_TASK INSTRUCTIONS:_
a – Decide whether each statement agrees with the text on the album Wrangled below, answering yes or no and quoting the words from the text that settle it: (i) Chris Stapleton sings on "Only Blood." (ii) The album came out on Thirty Tigers Records. (iii) Its Metacritic score of 83 rests on eight reviews.
b – Go on with the text about the album Wrangled below, starting right after its last sentence.

_SOURCE TEXT:_
* Start *
Studio album by Angaleena Presley
- Released: April 21, 2017
- Studio: Ronnie's Place Studio, Black River Entertainment, Pioneertown Studiods and The Casino (Nashville, Tennessee); Sac River Building Supply (Stockton, Missouri);
- Genre: Americana, country, outlaw
- Length: 47:10
- Label: Thirty Tigers
- Producer: Angaleena Presley; Oran Thornton;

Angaleena Presley chronology
| American Middle Class (2014) | Wrangled (2017) |  |

= Wrangled =

Wrangled is the second solo studio album by outlaw country singer and country music trio Pistol Annies member Angaleena Presley. It was released via Thirty Tigers Records on April 21, 2017.

==Background==
Wrangled contains several songs with noteworthy collaborations. "Dreams Don't Come True" reunites Presley with her Pistol Annies bandmates Ashley Monroe and Miranda Lambert. Chris Stapleton co-wrote "Only Blood", which features Stapleton's wife Morgane on vocals. Wanda Jackson, known as "Queen of Rockabilly," co-wrote "Good Girl Down" with Presley and Vanessa Olivarez. "Cheer Up Little Darling", a song Presley co-wrote with Guy Clark, was the final song Clark completed before he died on May 17, 2016. As a tribute, Shawn Camp played Clark's mandola and his No. 10 guitar (which was used to write the song). Audio of Clark reciting the first verse is heard in the song before Presley starts singing.

==Critical reception==

Wrangled received acclaim from music critics. At Metacritic, which assigns a normalized rating out of 100 to reviews from mainstream critics, the album has an average score of 83 out of 100 based on 8 reviews, which indicates "universal acclaim". Stephen Thomas Erlewine of AllMusic wrote that Presley "may emphasize her ties to the past but she's intent on expanding the tradition, turning country music into a bolder, more inclusive place, and that desire is what makes Wrangled such a compelling album."
* End *
_GIVEN ENTRIES:_
* Start *
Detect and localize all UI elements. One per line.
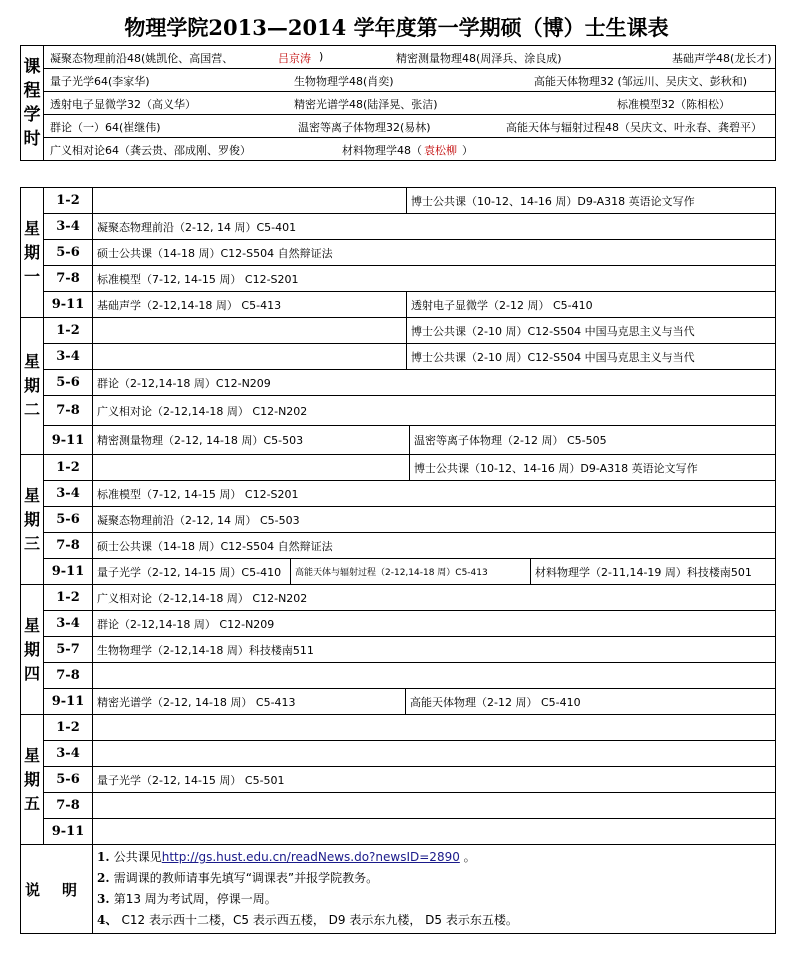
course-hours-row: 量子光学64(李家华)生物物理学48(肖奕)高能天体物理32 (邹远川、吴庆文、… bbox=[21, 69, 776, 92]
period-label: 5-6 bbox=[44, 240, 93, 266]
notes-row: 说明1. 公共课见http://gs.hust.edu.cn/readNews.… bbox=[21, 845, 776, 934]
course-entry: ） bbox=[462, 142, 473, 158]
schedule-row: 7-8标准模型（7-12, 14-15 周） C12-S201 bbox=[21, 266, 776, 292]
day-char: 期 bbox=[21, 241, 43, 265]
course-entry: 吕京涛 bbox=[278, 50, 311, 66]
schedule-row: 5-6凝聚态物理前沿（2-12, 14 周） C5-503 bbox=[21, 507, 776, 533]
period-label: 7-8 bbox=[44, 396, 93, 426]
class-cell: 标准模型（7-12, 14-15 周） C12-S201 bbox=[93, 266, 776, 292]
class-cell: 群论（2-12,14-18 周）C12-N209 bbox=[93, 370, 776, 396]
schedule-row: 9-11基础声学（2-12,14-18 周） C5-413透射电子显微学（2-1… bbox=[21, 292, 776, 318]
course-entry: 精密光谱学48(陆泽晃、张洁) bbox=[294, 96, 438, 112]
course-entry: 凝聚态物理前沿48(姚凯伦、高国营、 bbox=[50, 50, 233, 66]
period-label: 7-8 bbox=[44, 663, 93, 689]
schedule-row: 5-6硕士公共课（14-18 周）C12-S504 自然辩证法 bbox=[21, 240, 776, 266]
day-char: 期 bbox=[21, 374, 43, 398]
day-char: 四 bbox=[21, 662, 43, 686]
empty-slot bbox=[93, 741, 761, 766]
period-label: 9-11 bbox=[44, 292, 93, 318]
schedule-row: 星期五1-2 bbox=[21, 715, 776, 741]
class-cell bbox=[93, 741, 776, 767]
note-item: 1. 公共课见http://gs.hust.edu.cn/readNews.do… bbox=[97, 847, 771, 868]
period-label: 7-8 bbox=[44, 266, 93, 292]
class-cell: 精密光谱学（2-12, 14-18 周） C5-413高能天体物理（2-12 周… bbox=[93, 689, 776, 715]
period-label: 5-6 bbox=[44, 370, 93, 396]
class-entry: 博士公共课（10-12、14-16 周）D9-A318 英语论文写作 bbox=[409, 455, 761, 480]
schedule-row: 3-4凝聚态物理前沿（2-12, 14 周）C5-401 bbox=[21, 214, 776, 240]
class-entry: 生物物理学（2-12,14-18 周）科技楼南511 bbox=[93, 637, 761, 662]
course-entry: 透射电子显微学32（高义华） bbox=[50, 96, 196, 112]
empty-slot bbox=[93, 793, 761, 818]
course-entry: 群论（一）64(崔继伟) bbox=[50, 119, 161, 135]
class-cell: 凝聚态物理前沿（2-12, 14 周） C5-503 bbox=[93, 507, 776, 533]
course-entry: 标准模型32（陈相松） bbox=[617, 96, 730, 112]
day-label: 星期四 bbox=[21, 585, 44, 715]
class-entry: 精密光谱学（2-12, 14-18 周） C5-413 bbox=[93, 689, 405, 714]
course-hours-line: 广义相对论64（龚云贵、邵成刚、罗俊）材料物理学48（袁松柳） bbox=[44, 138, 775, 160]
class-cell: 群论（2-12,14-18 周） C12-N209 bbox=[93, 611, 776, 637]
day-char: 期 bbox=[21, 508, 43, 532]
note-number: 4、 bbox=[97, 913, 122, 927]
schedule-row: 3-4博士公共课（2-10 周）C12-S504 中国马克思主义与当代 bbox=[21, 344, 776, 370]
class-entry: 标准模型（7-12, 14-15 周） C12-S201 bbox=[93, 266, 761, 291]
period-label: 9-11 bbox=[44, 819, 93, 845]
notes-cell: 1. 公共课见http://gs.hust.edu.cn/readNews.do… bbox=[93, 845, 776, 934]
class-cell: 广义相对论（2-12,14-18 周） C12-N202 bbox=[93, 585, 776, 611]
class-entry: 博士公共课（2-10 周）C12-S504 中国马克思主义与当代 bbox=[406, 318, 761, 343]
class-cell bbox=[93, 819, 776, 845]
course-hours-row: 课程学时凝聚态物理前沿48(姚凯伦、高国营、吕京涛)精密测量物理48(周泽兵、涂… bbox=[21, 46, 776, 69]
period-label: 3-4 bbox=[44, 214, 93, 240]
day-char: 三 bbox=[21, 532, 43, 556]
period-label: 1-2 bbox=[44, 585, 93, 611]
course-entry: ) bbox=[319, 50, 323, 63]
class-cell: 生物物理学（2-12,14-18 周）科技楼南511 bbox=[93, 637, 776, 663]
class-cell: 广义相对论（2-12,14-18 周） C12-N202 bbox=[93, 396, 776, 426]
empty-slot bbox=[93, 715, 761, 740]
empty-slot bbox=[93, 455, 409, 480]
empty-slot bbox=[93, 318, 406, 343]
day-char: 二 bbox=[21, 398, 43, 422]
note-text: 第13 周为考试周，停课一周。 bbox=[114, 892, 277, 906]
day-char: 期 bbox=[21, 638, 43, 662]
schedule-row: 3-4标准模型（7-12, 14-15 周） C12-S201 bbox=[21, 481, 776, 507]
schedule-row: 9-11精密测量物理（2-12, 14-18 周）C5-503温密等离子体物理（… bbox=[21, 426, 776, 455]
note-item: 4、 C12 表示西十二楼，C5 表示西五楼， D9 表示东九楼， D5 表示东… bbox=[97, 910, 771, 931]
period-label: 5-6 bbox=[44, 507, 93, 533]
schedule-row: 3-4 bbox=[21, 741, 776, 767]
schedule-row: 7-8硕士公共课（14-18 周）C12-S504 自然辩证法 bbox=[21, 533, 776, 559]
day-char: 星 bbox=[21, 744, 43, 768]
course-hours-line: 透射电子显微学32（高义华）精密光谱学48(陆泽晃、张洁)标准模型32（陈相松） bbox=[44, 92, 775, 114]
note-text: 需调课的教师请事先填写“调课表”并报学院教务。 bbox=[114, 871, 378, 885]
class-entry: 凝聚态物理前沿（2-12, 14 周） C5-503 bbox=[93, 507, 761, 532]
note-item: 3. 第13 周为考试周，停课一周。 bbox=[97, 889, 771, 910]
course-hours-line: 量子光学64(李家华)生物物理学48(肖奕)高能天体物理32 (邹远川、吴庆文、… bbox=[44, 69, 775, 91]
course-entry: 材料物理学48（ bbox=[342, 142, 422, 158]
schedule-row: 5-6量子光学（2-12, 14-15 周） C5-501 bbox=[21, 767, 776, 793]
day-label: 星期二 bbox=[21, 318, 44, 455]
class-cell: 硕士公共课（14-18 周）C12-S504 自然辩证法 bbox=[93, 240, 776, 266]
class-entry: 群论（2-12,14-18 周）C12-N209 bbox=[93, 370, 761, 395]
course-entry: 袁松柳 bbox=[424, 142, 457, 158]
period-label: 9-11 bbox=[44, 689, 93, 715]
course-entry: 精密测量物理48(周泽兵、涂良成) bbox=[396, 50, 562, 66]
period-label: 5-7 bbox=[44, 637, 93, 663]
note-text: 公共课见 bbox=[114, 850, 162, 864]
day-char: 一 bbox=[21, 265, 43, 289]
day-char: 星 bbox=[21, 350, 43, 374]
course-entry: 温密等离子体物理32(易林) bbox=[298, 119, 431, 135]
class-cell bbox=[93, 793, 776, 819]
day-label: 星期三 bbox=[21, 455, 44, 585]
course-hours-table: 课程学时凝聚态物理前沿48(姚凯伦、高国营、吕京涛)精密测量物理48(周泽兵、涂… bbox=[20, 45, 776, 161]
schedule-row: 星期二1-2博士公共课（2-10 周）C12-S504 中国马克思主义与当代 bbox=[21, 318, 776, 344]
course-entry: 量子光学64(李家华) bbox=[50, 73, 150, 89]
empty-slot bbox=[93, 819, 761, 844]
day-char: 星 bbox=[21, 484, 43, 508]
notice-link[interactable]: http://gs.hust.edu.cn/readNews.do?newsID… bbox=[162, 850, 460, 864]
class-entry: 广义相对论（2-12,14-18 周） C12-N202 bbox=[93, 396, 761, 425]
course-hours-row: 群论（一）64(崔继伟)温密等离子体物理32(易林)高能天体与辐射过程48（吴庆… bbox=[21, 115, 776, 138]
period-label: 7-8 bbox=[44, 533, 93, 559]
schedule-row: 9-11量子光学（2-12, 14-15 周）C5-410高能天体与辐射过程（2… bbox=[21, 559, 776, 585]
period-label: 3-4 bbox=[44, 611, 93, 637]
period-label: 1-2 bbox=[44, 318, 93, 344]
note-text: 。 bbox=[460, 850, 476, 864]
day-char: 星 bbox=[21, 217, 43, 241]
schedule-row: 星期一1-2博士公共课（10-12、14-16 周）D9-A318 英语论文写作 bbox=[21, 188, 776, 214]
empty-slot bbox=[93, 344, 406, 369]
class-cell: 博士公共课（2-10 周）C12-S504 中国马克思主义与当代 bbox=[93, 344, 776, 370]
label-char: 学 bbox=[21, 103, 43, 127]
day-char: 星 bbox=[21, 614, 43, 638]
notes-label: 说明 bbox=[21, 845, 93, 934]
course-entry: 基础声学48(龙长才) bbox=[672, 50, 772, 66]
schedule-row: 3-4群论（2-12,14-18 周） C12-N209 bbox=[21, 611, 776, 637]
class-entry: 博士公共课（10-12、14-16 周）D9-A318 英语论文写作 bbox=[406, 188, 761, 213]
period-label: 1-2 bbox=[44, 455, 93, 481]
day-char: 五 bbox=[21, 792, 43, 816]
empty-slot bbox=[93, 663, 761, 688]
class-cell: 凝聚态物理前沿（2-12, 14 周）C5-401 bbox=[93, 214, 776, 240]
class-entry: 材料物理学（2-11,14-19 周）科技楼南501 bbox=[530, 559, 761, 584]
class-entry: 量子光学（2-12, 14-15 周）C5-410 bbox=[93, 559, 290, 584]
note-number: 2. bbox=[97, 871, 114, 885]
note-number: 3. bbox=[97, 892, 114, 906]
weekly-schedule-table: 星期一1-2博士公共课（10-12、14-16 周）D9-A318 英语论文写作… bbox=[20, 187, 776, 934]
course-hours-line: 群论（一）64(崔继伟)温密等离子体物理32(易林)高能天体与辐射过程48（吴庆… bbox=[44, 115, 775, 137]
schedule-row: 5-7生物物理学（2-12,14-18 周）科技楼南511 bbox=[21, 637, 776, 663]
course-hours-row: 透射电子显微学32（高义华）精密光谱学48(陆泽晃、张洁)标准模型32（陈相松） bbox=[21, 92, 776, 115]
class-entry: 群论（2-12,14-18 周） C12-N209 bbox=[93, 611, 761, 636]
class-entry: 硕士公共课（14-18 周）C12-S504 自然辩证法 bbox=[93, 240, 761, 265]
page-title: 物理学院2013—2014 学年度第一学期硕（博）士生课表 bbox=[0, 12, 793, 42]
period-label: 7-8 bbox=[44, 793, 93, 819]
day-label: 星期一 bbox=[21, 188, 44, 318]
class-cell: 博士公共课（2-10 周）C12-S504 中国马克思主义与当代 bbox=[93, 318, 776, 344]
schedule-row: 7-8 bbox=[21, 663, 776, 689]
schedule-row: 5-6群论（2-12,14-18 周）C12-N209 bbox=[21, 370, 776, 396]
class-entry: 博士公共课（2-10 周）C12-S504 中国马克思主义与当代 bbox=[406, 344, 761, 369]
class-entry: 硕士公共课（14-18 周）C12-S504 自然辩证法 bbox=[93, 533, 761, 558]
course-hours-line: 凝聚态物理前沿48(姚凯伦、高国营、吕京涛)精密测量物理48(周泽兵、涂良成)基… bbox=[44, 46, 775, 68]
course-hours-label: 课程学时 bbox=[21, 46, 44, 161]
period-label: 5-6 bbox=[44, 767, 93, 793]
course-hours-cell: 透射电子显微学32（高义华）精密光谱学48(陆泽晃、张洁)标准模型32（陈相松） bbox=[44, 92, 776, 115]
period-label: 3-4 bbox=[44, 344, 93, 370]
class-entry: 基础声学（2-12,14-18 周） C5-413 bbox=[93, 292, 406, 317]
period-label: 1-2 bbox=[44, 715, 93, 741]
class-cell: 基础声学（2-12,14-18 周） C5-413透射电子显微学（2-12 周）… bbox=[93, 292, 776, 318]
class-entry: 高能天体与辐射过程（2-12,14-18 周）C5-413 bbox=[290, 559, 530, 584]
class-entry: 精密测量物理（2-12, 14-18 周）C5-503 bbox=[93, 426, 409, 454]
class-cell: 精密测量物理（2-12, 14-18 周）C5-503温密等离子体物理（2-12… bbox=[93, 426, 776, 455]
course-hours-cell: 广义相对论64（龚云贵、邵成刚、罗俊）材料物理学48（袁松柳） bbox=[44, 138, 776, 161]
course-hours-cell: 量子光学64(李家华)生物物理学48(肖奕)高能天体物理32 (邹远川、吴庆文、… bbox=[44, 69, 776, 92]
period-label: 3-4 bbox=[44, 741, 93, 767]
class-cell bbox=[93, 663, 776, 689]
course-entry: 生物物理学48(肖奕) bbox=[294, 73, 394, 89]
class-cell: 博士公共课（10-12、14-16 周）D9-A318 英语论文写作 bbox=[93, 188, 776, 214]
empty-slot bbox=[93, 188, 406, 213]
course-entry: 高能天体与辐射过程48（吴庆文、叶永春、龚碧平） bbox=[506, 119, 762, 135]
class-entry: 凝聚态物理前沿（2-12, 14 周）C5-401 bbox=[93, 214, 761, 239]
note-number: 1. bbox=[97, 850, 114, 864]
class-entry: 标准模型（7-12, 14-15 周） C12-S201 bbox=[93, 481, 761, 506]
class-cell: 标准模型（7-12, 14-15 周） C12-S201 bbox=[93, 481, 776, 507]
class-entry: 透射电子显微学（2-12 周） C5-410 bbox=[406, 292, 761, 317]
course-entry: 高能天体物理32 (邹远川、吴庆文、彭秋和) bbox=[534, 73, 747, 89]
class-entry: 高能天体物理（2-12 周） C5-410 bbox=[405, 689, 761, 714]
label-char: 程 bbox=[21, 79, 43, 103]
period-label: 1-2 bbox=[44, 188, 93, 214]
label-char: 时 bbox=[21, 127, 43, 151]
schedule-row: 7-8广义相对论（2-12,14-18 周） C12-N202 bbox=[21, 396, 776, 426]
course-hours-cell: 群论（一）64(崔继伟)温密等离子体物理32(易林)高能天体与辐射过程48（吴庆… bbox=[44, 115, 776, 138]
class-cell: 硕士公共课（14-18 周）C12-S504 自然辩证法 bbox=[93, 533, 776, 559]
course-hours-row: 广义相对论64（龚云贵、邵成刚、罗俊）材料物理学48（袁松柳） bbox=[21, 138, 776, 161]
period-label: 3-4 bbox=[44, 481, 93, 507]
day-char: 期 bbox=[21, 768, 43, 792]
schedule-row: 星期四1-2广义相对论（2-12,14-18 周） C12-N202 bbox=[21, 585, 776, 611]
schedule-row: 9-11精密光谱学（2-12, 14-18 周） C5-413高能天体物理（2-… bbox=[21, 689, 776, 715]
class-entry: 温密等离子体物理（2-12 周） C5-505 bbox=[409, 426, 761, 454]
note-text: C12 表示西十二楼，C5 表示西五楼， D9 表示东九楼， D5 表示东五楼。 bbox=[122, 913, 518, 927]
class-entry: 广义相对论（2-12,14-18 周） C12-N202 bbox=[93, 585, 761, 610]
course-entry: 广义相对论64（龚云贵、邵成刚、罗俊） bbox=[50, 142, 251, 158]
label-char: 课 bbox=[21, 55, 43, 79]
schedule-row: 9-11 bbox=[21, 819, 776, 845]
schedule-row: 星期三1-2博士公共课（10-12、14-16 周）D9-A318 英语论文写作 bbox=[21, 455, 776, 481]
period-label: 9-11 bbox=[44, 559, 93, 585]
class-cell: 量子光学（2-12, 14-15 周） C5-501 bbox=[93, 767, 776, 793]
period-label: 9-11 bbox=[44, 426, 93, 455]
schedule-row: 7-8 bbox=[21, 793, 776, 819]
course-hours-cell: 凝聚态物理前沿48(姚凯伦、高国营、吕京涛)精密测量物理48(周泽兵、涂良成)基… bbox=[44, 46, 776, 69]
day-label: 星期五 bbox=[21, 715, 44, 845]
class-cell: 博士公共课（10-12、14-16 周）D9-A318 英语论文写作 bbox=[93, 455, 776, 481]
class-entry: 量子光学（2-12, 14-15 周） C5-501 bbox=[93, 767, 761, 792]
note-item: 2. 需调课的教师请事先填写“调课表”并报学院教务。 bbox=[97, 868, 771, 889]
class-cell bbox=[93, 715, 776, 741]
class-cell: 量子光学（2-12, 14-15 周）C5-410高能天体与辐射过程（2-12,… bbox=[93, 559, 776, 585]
* End *
_IN RESPONSE:_
a –
(i) No: "Chris Stapleton co-wrote "Only Blood", which features Stapleton's wife Morgane on vocals."
(ii) Yes: "It was released via Thirty Tigers Records on April 21, 2017."
(iii) Yes: "the album has an average score of 83 out of 100 based on 8 reviews"

b –
Rolling Stone named Wrangled one of its Top 20 Albums of 2017.

Professional ratings
Aggregate scores
| Source | Rating |
| AnyDecentMusic? | 7.4/10 |
| Metacritic | 83/100 |
Review scores
| Source | Rating |
| AllMusic | Star Half star |
| American Songwriter | Star |
| Exclaim! | 5/10 |
| The Independent | Star |
| The Irish Times | Star |
| The Observer | Star |
| Paste | 8.4/10 |
| Slant Magazine | Star Half star |
| Uncut | 8/10 |
| Vice | A− |

==Commercial performance==
In the US, Wrangled debuted at No. 15 on Billboards Heatseekers Albums chart, selling 1,300 copies in its first week. As of May 2017, Wrangled has sold 2,300 copies in the United States.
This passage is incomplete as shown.